# Work to do
Output each line exactly as it appears, skipping any embedded picture.

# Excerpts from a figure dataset
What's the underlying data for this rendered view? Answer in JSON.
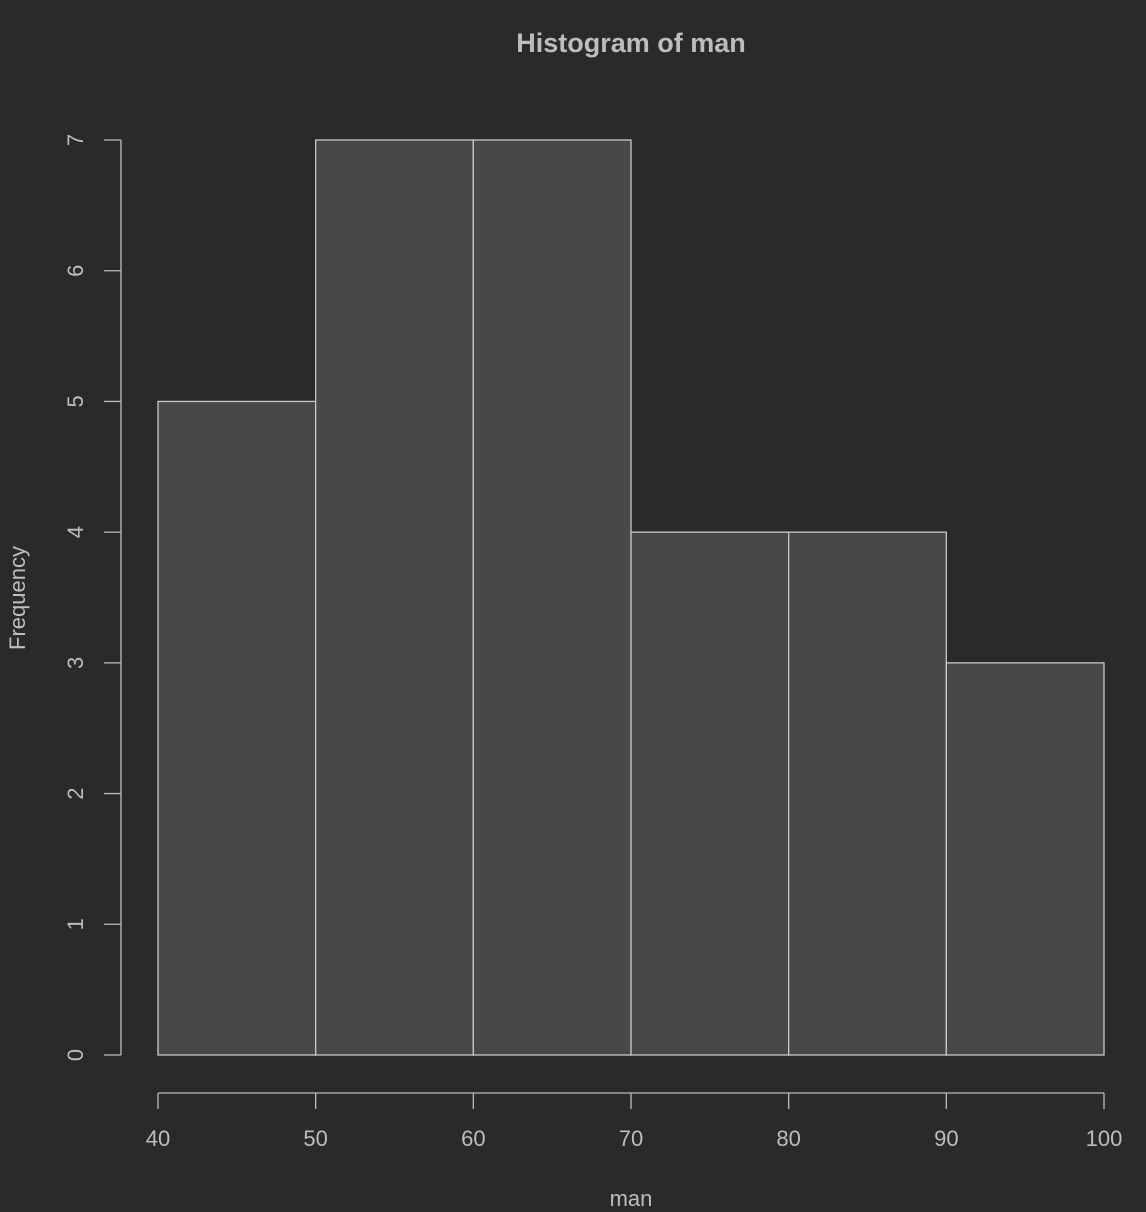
{
  "chart_data": {
    "type": "bar",
    "subtype": "histogram",
    "title": "Histogram of man",
    "xlabel": "man",
    "ylabel": "Frequency",
    "bins": [
      {
        "from": 40,
        "to": 50,
        "count": 5
      },
      {
        "from": 50,
        "to": 60,
        "count": 7
      },
      {
        "from": 60,
        "to": 70,
        "count": 7
      },
      {
        "from": 70,
        "to": 80,
        "count": 4
      },
      {
        "from": 80,
        "to": 90,
        "count": 4
      },
      {
        "from": 90,
        "to": 100,
        "count": 3
      }
    ],
    "xlim": [
      40,
      100
    ],
    "ylim": [
      0,
      7
    ],
    "x_ticks": [
      "40",
      "50",
      "60",
      "70",
      "80",
      "90",
      "100"
    ],
    "y_ticks": [
      "0",
      "1",
      "2",
      "3",
      "4",
      "5",
      "6",
      "7"
    ],
    "grid": false,
    "colors": {
      "background": "#2a2a2a",
      "bar_fill": "#484848",
      "bar_stroke": "#c8c8c8",
      "text": "#bdbdbd"
    }
  }
}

# Solution
What's the underlying data for this rendered view? Answer in JSON.
{
  "chart_data": {
    "type": "bar",
    "subtype": "histogram",
    "title": "Histogram of man",
    "xlabel": "man",
    "ylabel": "Frequency",
    "bins": [
      {
        "from": 40,
        "to": 50,
        "count": 5
      },
      {
        "from": 50,
        "to": 60,
        "count": 7
      },
      {
        "from": 60,
        "to": 70,
        "count": 7
      },
      {
        "from": 70,
        "to": 80,
        "count": 4
      },
      {
        "from": 80,
        "to": 90,
        "count": 4
      },
      {
        "from": 90,
        "to": 100,
        "count": 3
      }
    ],
    "xlim": [
      40,
      100
    ],
    "ylim": [
      0,
      7
    ],
    "x_ticks": [
      "40",
      "50",
      "60",
      "70",
      "80",
      "90",
      "100"
    ],
    "y_ticks": [
      "0",
      "1",
      "2",
      "3",
      "4",
      "5",
      "6",
      "7"
    ],
    "grid": false,
    "colors": {
      "background": "#2a2a2a",
      "bar_fill": "#484848",
      "bar_stroke": "#c8c8c8",
      "text": "#bdbdbd"
    }
  }
}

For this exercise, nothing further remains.